SHORT PROBLEM »
Determine how many lines of the entries contain "background". Reply with that number alone.

SUPPLIED DATA »
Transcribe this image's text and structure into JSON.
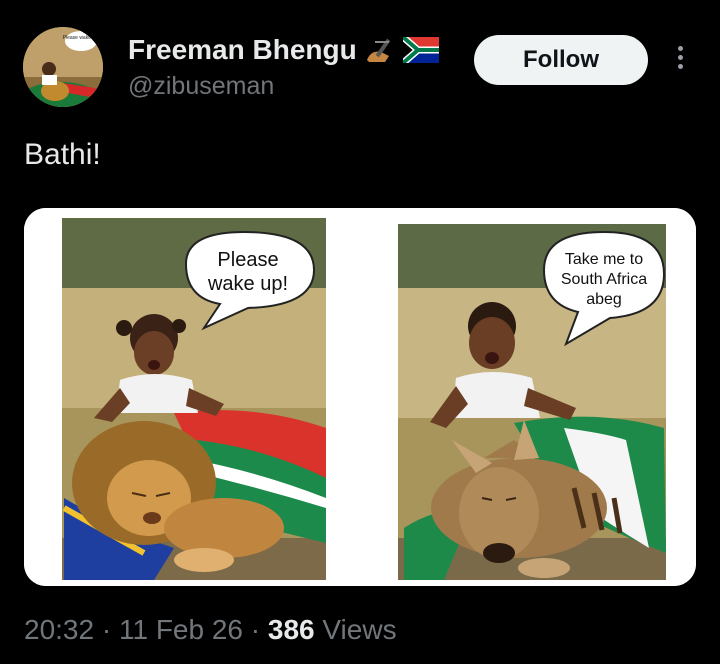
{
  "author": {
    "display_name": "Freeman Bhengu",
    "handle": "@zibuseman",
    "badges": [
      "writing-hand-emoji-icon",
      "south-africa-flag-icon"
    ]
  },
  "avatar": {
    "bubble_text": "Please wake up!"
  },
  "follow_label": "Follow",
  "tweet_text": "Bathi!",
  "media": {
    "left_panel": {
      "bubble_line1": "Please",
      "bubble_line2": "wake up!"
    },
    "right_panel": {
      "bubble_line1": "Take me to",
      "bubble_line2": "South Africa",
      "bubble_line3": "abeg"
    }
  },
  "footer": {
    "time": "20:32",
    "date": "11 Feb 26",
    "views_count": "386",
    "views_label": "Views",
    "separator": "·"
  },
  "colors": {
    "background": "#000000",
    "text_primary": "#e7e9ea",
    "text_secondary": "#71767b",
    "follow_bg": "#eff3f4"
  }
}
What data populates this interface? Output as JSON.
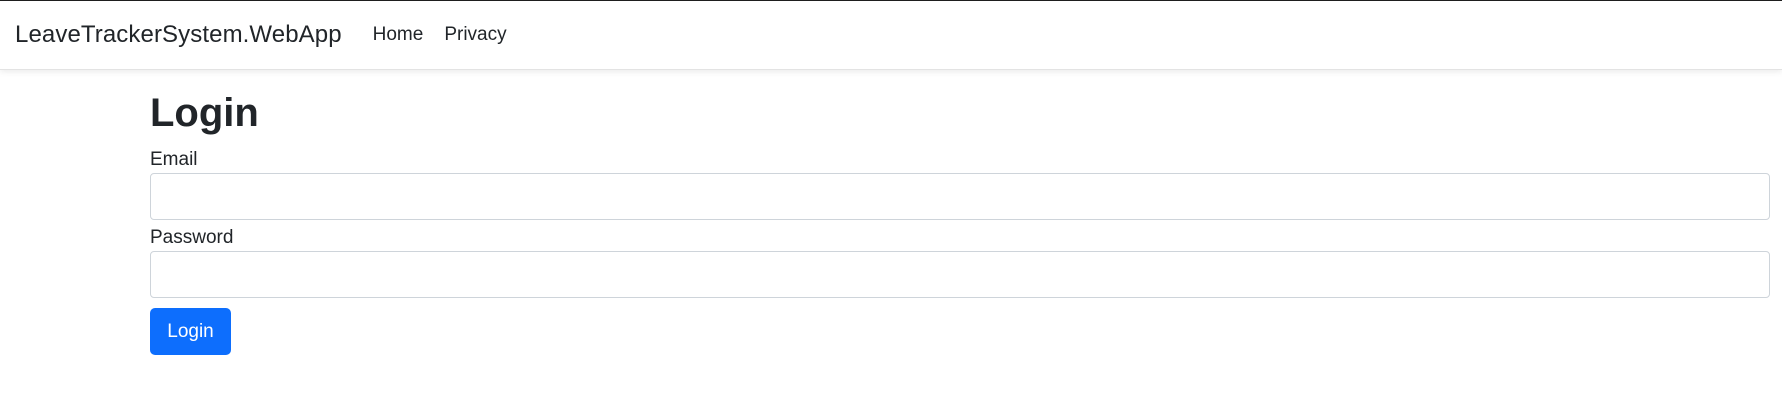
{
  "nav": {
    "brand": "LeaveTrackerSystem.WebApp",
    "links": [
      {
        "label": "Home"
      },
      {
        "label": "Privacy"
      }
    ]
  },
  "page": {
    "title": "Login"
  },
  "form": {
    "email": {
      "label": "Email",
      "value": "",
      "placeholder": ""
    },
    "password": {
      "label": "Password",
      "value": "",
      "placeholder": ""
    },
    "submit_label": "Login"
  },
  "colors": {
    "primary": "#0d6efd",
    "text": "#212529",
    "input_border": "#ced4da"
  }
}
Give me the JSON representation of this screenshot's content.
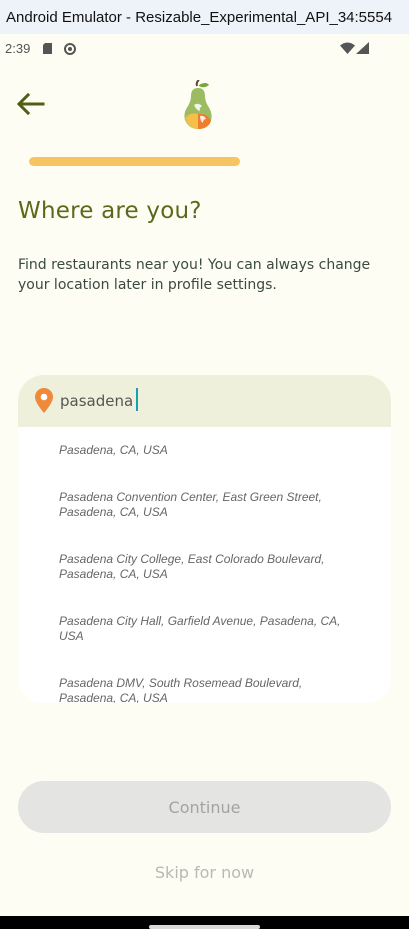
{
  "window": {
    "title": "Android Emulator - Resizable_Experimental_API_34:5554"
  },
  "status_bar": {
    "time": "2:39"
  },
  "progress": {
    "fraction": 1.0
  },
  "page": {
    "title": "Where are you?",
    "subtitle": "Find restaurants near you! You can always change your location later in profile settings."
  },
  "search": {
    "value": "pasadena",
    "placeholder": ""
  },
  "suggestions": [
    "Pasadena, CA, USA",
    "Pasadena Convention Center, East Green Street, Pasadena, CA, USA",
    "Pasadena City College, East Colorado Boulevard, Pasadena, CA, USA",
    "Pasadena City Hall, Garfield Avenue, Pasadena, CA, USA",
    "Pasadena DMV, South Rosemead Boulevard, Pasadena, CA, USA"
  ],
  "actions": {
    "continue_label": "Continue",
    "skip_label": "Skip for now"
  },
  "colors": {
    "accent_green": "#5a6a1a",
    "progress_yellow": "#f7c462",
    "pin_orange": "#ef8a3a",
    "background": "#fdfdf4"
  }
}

REPLY »
2